▸ **Problem details**:
Could you print every record below exactly as it appears?

════════════════

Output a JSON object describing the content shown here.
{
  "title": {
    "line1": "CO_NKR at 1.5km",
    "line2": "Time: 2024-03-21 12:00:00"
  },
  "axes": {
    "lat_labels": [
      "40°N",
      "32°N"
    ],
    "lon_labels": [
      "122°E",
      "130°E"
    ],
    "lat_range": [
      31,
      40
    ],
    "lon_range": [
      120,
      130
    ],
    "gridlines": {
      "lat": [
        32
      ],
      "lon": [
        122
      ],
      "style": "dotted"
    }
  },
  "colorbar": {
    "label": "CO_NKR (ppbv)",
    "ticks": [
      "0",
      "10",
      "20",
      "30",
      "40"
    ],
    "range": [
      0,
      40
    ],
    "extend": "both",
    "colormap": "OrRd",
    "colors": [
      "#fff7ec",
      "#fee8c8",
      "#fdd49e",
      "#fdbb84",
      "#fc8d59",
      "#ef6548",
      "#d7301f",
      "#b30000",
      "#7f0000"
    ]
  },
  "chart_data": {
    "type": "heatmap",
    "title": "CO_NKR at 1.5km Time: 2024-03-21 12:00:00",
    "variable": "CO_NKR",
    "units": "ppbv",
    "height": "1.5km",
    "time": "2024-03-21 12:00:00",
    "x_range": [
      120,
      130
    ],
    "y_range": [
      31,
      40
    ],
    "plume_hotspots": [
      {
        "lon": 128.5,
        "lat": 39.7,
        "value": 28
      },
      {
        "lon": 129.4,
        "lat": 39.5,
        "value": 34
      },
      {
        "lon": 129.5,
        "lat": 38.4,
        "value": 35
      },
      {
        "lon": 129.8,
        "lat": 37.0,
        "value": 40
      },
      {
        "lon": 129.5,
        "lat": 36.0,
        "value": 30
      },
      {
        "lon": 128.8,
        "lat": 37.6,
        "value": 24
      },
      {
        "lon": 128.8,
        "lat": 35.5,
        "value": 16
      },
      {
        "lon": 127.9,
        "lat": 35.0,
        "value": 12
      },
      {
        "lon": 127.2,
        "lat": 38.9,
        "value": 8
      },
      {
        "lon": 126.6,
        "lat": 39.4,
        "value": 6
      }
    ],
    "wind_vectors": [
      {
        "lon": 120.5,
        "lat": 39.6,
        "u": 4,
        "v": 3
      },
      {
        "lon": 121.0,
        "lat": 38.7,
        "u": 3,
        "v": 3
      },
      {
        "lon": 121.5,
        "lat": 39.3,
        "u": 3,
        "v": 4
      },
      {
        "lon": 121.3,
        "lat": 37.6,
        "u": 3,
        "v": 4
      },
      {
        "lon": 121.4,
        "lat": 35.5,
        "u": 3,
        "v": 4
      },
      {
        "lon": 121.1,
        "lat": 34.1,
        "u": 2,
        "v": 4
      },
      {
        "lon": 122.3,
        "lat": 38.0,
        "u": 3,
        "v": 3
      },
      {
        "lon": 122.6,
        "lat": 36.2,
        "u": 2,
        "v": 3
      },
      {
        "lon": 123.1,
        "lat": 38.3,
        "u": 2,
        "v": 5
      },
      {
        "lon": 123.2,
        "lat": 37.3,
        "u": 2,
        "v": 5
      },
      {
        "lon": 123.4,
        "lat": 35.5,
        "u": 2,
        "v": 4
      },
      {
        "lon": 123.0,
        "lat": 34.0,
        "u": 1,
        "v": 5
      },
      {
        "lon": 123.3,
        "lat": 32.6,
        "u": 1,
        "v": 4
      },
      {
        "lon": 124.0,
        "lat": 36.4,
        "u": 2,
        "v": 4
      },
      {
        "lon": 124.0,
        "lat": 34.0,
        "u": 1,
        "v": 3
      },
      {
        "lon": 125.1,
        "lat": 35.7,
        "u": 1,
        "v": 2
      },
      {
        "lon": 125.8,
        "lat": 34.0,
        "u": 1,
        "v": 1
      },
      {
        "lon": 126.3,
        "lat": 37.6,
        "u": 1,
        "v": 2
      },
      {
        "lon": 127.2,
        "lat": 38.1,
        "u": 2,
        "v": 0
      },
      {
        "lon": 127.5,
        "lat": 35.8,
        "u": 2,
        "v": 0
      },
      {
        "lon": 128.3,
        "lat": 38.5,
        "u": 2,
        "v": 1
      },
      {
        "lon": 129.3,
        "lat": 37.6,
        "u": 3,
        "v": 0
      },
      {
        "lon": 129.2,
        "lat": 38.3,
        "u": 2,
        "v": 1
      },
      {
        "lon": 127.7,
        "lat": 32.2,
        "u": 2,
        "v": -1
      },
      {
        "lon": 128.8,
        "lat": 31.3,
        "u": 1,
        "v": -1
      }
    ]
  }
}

════════════════

▸ **Reply to the exercise**:
Output a JSON object describing the content shown here.
{
  "title": {
    "line1": "CO_NKR at 1.5km",
    "line2": "Time: 2024-03-21 12:00:00"
  },
  "axes": {
    "lat_labels": [
      "40°N",
      "32°N"
    ],
    "lon_labels": [
      "122°E",
      "130°E"
    ],
    "lat_range": [
      31,
      40
    ],
    "lon_range": [
      120,
      130
    ],
    "gridlines": {
      "lat": [
        32
      ],
      "lon": [
        122
      ],
      "style": "dotted"
    }
  },
  "colorbar": {
    "label": "CO_NKR (ppbv)",
    "ticks": [
      "0",
      "10",
      "20",
      "30",
      "40"
    ],
    "range": [
      0,
      40
    ],
    "extend": "both",
    "colormap": "OrRd",
    "colors": [
      "#fff7ec",
      "#fee8c8",
      "#fdd49e",
      "#fdbb84",
      "#fc8d59",
      "#ef6548",
      "#d7301f",
      "#b30000",
      "#7f0000"
    ]
  },
  "chart_data": {
    "type": "heatmap",
    "title": "CO_NKR at 1.5km Time: 2024-03-21 12:00:00",
    "variable": "CO_NKR",
    "units": "ppbv",
    "height": "1.5km",
    "time": "2024-03-21 12:00:00",
    "x_range": [
      120,
      130
    ],
    "y_range": [
      31,
      40
    ],
    "plume_hotspots": [
      {
        "lon": 128.5,
        "lat": 39.7,
        "value": 28
      },
      {
        "lon": 129.4,
        "lat": 39.5,
        "value": 34
      },
      {
        "lon": 129.5,
        "lat": 38.4,
        "value": 35
      },
      {
        "lon": 129.8,
        "lat": 37.0,
        "value": 40
      },
      {
        "lon": 129.5,
        "lat": 36.0,
        "value": 30
      },
      {
        "lon": 128.8,
        "lat": 37.6,
        "value": 24
      },
      {
        "lon": 128.8,
        "lat": 35.5,
        "value": 16
      },
      {
        "lon": 127.9,
        "lat": 35.0,
        "value": 12
      },
      {
        "lon": 127.2,
        "lat": 38.9,
        "value": 8
      },
      {
        "lon": 126.6,
        "lat": 39.4,
        "value": 6
      }
    ],
    "wind_vectors": [
      {
        "lon": 120.5,
        "lat": 39.6,
        "u": 4,
        "v": 3
      },
      {
        "lon": 121.0,
        "lat": 38.7,
        "u": 3,
        "v": 3
      },
      {
        "lon": 121.5,
        "lat": 39.3,
        "u": 3,
        "v": 4
      },
      {
        "lon": 121.3,
        "lat": 37.6,
        "u": 3,
        "v": 4
      },
      {
        "lon": 121.4,
        "lat": 35.5,
        "u": 3,
        "v": 4
      },
      {
        "lon": 121.1,
        "lat": 34.1,
        "u": 2,
        "v": 4
      },
      {
        "lon": 122.3,
        "lat": 38.0,
        "u": 3,
        "v": 3
      },
      {
        "lon": 122.6,
        "lat": 36.2,
        "u": 2,
        "v": 3
      },
      {
        "lon": 123.1,
        "lat": 38.3,
        "u": 2,
        "v": 5
      },
      {
        "lon": 123.2,
        "lat": 37.3,
        "u": 2,
        "v": 5
      },
      {
        "lon": 123.4,
        "lat": 35.5,
        "u": 2,
        "v": 4
      },
      {
        "lon": 123.0,
        "lat": 34.0,
        "u": 1,
        "v": 5
      },
      {
        "lon": 123.3,
        "lat": 32.6,
        "u": 1,
        "v": 4
      },
      {
        "lon": 124.0,
        "lat": 36.4,
        "u": 2,
        "v": 4
      },
      {
        "lon": 124.0,
        "lat": 34.0,
        "u": 1,
        "v": 3
      },
      {
        "lon": 125.1,
        "lat": 35.7,
        "u": 1,
        "v": 2
      },
      {
        "lon": 125.8,
        "lat": 34.0,
        "u": 1,
        "v": 1
      },
      {
        "lon": 126.3,
        "lat": 37.6,
        "u": 1,
        "v": 2
      },
      {
        "lon": 127.2,
        "lat": 38.1,
        "u": 2,
        "v": 0
      },
      {
        "lon": 127.5,
        "lat": 35.8,
        "u": 2,
        "v": 0
      },
      {
        "lon": 128.3,
        "lat": 38.5,
        "u": 2,
        "v": 1
      },
      {
        "lon": 129.3,
        "lat": 37.6,
        "u": 3,
        "v": 0
      },
      {
        "lon": 129.2,
        "lat": 38.3,
        "u": 2,
        "v": 1
      },
      {
        "lon": 127.7,
        "lat": 32.2,
        "u": 2,
        "v": -1
      },
      {
        "lon": 128.8,
        "lat": 31.3,
        "u": 1,
        "v": -1
      }
    ]
  }
}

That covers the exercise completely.